- Task to complete -
Pick out each line below containing "FINE".

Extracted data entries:
┄┄┄┄┄┄┄┄┄┄
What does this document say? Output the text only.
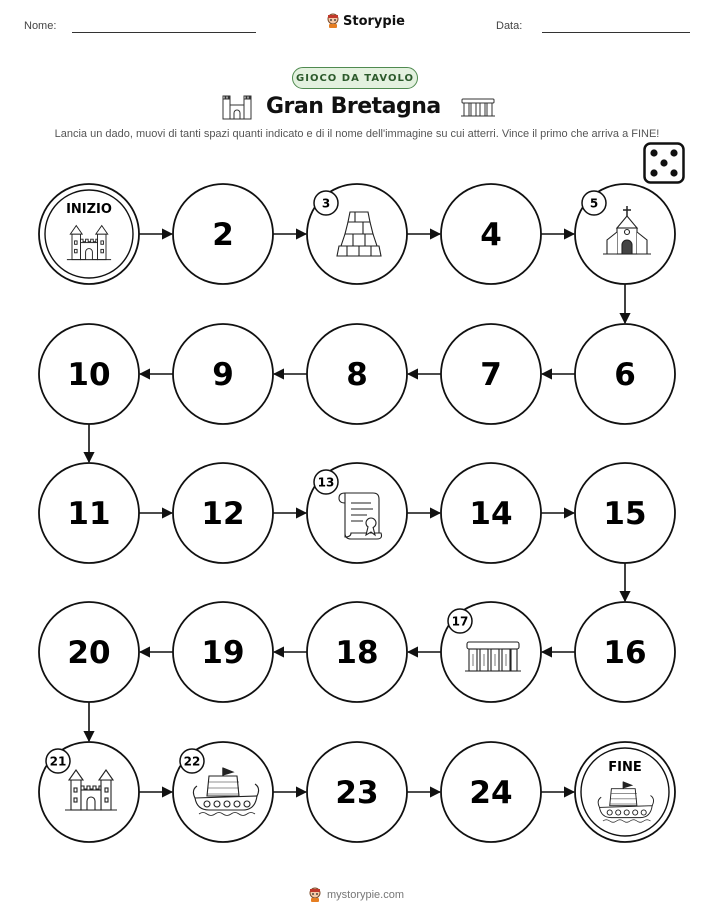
Nome:	Storypie	Data:
GIOCO DA TAVOLO
Gran Bretagna
Lancia un dado, muovi di tanti spazi quanti indicato e di il nome dell'immagine su cui atterri. Vince il primo che arriva a FINE!
INIZIO
2
3
4
5
6
7
8
9
10
11	12
13
14	15
16
17
18
19
20
21	22
23	24
FINE
mystorypie.com
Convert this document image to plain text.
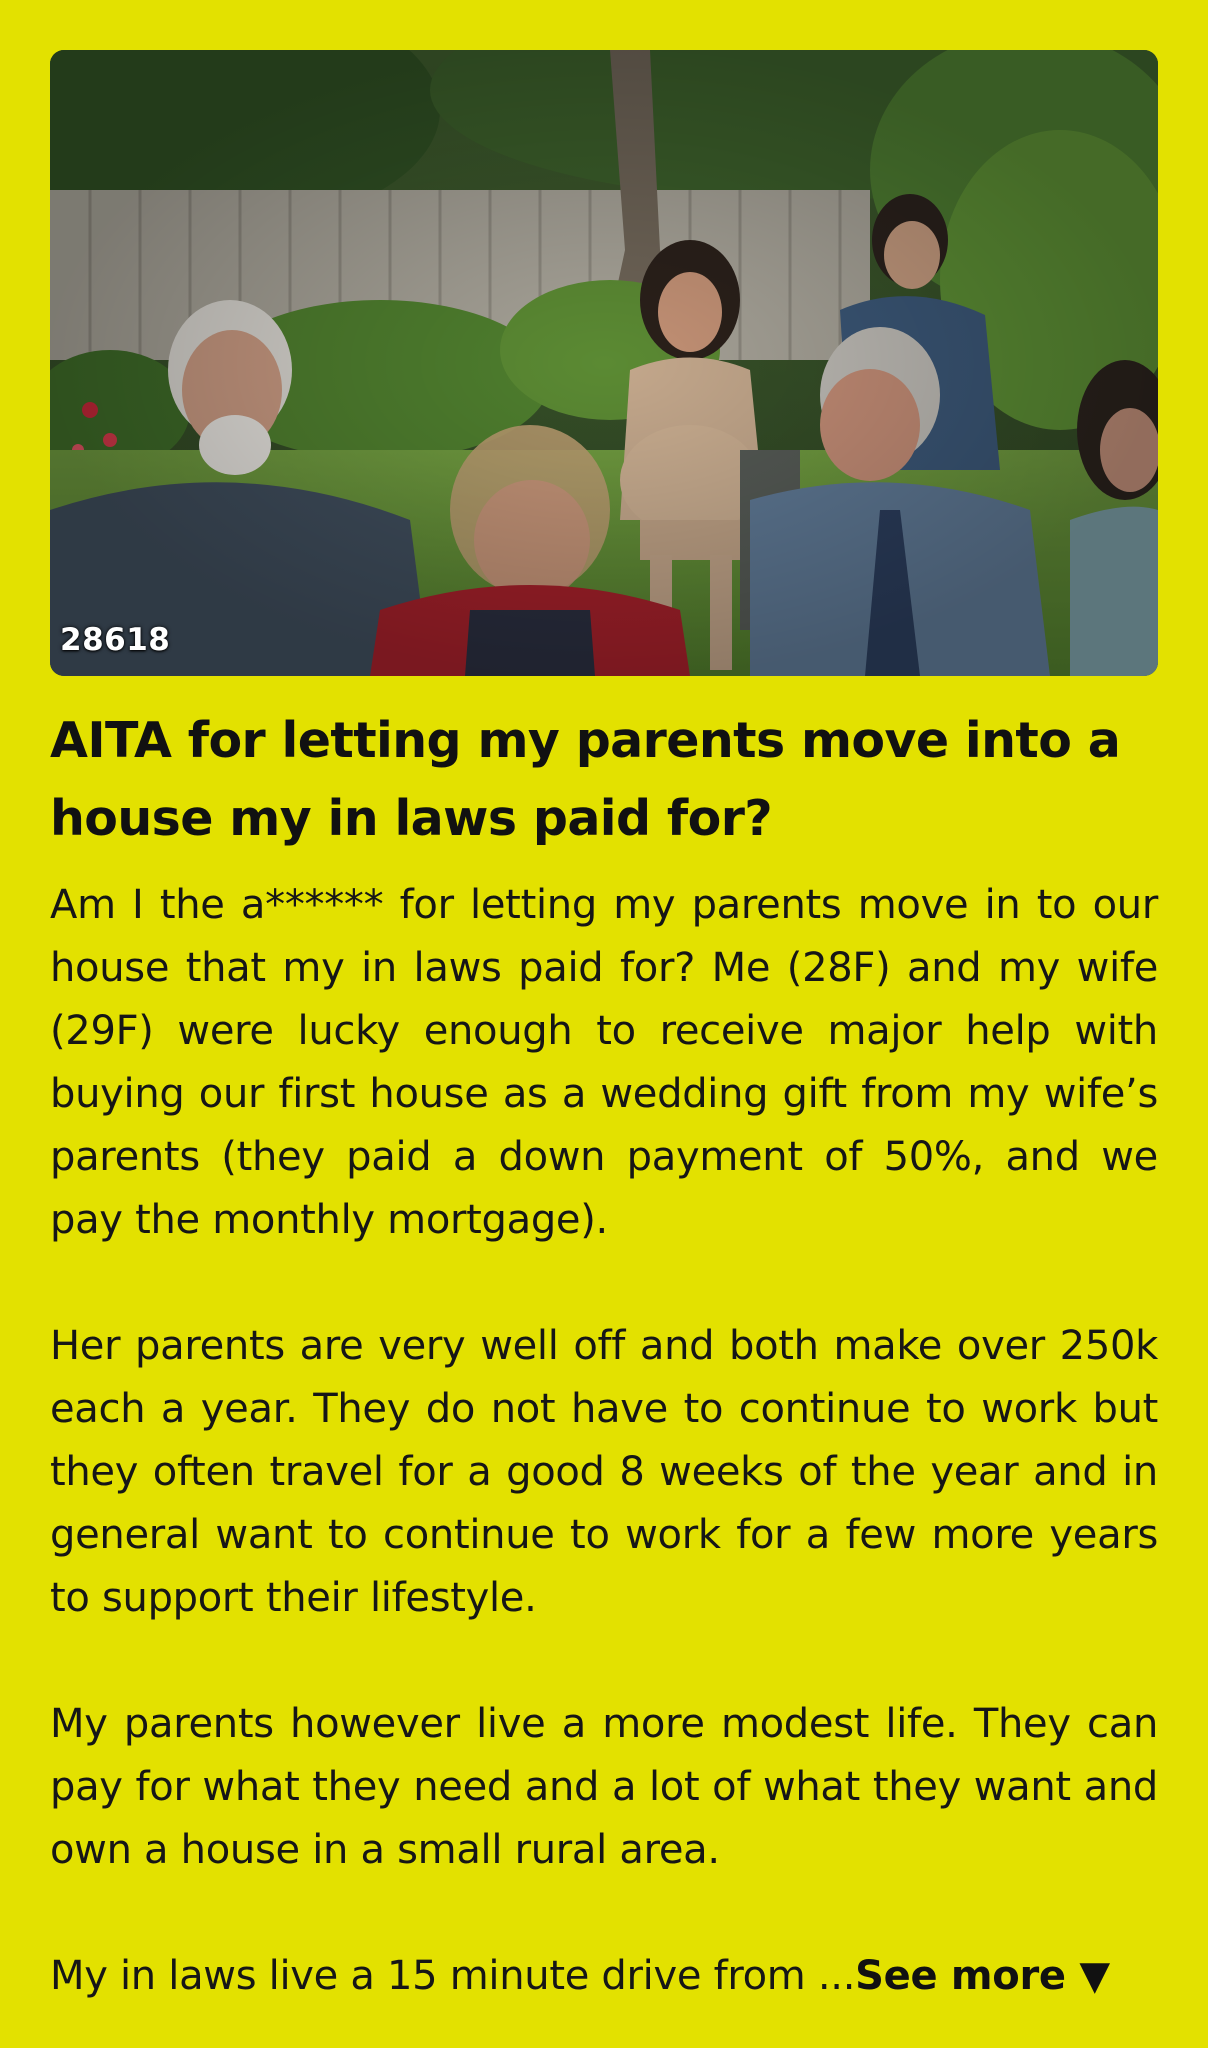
28618
AITA for letting my parents move into a house my in laws paid for?

Am I the a****** for letting my parents move in to our house that my in laws paid for? Me (28F) and my wife (29F) were lucky enough to receive major help with buying our first house as a wedding gift from my wife’s parents (they paid a down payment of 50%, and we pay the monthly mortgage).

Her parents are very well off and both make over 250k each a year. They do not have to continue to work but they often travel for a good 8 weeks of the year and in general want to continue to work for a few more years to support their lifestyle.

My parents however live a more modest life. They can pay for what they need and a lot of what they want and own a house in a small rural area.

My in laws live a 15 minute drive from ...See more ▼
┄┄┄┄┄┄┄┄┄┄
- Result of this task -
Lancia un dado, muovi di tanti spazi quanti indicato e di il nome dell'immagine su cui atterri. Vince il primo che arriva a FINE!
FINE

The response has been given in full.